Task objective =>
Every single entry needs to appear again exactly as given.

····················

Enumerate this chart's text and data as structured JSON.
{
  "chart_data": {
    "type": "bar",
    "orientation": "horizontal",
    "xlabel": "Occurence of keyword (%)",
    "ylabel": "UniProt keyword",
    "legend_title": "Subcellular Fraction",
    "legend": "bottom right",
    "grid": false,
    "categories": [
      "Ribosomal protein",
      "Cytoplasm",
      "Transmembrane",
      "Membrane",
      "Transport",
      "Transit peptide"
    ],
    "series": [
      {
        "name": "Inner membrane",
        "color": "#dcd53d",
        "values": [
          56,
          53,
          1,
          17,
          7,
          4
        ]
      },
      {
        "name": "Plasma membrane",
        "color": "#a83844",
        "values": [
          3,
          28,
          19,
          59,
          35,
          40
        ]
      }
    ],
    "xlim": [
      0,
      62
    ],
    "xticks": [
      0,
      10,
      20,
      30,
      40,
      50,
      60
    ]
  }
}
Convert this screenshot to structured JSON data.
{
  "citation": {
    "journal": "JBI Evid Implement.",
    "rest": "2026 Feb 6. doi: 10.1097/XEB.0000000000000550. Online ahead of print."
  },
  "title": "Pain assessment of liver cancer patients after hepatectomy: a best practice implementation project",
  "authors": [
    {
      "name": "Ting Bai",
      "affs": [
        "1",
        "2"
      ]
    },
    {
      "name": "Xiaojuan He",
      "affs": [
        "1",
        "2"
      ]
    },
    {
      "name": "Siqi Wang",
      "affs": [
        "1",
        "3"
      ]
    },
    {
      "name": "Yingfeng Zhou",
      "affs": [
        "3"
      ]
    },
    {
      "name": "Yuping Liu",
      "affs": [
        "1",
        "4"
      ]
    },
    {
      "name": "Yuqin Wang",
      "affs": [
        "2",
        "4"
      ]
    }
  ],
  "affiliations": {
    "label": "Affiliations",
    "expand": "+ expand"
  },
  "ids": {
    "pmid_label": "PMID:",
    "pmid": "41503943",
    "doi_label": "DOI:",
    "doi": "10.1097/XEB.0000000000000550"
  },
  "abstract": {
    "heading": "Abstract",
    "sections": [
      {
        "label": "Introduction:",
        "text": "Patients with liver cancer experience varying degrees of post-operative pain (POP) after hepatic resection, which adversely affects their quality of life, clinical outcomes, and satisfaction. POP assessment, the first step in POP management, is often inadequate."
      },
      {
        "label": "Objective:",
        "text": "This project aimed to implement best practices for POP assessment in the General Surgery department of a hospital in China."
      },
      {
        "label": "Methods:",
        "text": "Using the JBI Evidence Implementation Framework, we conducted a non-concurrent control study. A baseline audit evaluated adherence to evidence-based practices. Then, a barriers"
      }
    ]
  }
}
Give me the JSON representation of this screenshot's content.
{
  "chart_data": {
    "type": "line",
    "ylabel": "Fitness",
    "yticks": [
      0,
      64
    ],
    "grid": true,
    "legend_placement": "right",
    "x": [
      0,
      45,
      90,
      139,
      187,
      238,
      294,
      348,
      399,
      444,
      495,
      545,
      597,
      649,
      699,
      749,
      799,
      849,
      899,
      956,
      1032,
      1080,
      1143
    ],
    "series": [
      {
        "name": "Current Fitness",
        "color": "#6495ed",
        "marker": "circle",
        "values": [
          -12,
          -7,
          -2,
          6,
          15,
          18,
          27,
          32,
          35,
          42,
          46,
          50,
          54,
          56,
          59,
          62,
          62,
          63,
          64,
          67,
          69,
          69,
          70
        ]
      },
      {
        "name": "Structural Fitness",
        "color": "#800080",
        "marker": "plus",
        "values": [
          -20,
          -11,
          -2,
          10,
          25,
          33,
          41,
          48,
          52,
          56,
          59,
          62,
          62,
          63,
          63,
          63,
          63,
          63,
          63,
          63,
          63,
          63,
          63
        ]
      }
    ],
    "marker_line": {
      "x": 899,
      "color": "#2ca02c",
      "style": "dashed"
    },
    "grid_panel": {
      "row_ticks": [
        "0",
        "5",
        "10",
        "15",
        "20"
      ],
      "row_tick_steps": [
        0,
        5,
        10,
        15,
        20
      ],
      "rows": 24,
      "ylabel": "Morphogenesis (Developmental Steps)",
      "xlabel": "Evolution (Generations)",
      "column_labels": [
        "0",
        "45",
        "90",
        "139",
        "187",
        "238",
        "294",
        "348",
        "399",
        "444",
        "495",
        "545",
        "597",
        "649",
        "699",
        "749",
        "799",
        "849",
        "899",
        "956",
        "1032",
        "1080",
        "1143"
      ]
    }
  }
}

····················

Response to this exercise =>
Enumerate this chart's text and data as structured JSON.
{
  "chart_data": {
    "type": "bar",
    "orientation": "horizontal",
    "xlabel": "Occurence of keyword (%)",
    "ylabel": "UniProt keyword",
    "legend_title": "Subcellular Fraction",
    "legend": "bottom right",
    "grid": false,
    "categories": [
      "Ribosomal protein",
      "Cytoplasm",
      "Transmembrane",
      "Membrane",
      "Transport",
      "Transit peptide"
    ],
    "series": [
      {
        "name": "Inner membrane",
        "color": "#dcd53d",
        "values": [
          56,
          53,
          1,
          17,
          7,
          4
        ]
      },
      {
        "name": "Plasma membrane",
        "color": "#a83844",
        "values": [
          3,
          28,
          19,
          59,
          35,
          40
        ]
      }
    ],
    "xlim": [
      0,
      62
    ],
    "xticks": [
      0,
      10,
      20,
      30,
      40,
      50,
      60
    ]
  }
}
Convert this screenshot to structured JSON data.
{
  "citation": {
    "journal": "JBI Evid Implement.",
    "rest": "2026 Feb 6. doi: 10.1097/XEB.0000000000000550. Online ahead of print."
  },
  "title": "Pain assessment of liver cancer patients after hepatectomy: a best practice implementation project",
  "authors": [
    {
      "name": "Ting Bai",
      "affs": [
        "1",
        "2"
      ]
    },
    {
      "name": "Xiaojuan He",
      "affs": [
        "1",
        "2"
      ]
    },
    {
      "name": "Siqi Wang",
      "affs": [
        "1",
        "3"
      ]
    },
    {
      "name": "Yingfeng Zhou",
      "affs": [
        "3"
      ]
    },
    {
      "name": "Yuping Liu",
      "affs": [
        "1",
        "4"
      ]
    },
    {
      "name": "Yuqin Wang",
      "affs": [
        "2",
        "4"
      ]
    }
  ],
  "affiliations": {
    "label": "Affiliations",
    "expand": "+ expand"
  },
  "ids": {
    "pmid_label": "PMID:",
    "pmid": "41503943",
    "doi_label": "DOI:",
    "doi": "10.1097/XEB.0000000000000550"
  },
  "abstract": {
    "heading": "Abstract",
    "sections": [
      {
        "label": "Introduction:",
        "text": "Patients with liver cancer experience varying degrees of post-operative pain (POP) after hepatic resection, which adversely affects their quality of life, clinical outcomes, and satisfaction. POP assessment, the first step in POP management, is often inadequate."
      },
      {
        "label": "Objective:",
        "text": "This project aimed to implement best practices for POP assessment in the General Surgery department of a hospital in China."
      },
      {
        "label": "Methods:",
        "text": "Using the JBI Evidence Implementation Framework, we conducted a non-concurrent control study. A baseline audit evaluated adherence to evidence-based practices. Then, a barriers"
      }
    ]
  }
}
Give me the JSON representation of this screenshot's content.
{
  "chart_data": {
    "type": "line",
    "ylabel": "Fitness",
    "yticks": [
      0,
      64
    ],
    "grid": true,
    "legend_placement": "right",
    "x": [
      0,
      45,
      90,
      139,
      187,
      238,
      294,
      348,
      399,
      444,
      495,
      545,
      597,
      649,
      699,
      749,
      799,
      849,
      899,
      956,
      1032,
      1080,
      1143
    ],
    "series": [
      {
        "name": "Current Fitness",
        "color": "#6495ed",
        "marker": "circle",
        "values": [
          -12,
          -7,
          -2,
          6,
          15,
          18,
          27,
          32,
          35,
          42,
          46,
          50,
          54,
          56,
          59,
          62,
          62,
          63,
          64,
          67,
          69,
          69,
          70
        ]
      },
      {
        "name": "Structural Fitness",
        "color": "#800080",
        "marker": "plus",
        "values": [
          -20,
          -11,
          -2,
          10,
          25,
          33,
          41,
          48,
          52,
          56,
          59,
          62,
          62,
          63,
          63,
          63,
          63,
          63,
          63,
          63,
          63,
          63,
          63
        ]
      }
    ],
    "marker_line": {
      "x": 899,
      "color": "#2ca02c",
      "style": "dashed"
    },
    "grid_panel": {
      "row_ticks": [
        "0",
        "5",
        "10",
        "15",
        "20"
      ],
      "row_tick_steps": [
        0,
        5,
        10,
        15,
        20
      ],
      "rows": 24,
      "ylabel": "Morphogenesis (Developmental Steps)",
      "xlabel": "Evolution (Generations)",
      "column_labels": [
        "0",
        "45",
        "90",
        "139",
        "187",
        "238",
        "294",
        "348",
        "399",
        "444",
        "495",
        "545",
        "597",
        "649",
        "699",
        "749",
        "799",
        "849",
        "899",
        "956",
        "1032",
        "1080",
        "1143"
      ]
    }
  }
}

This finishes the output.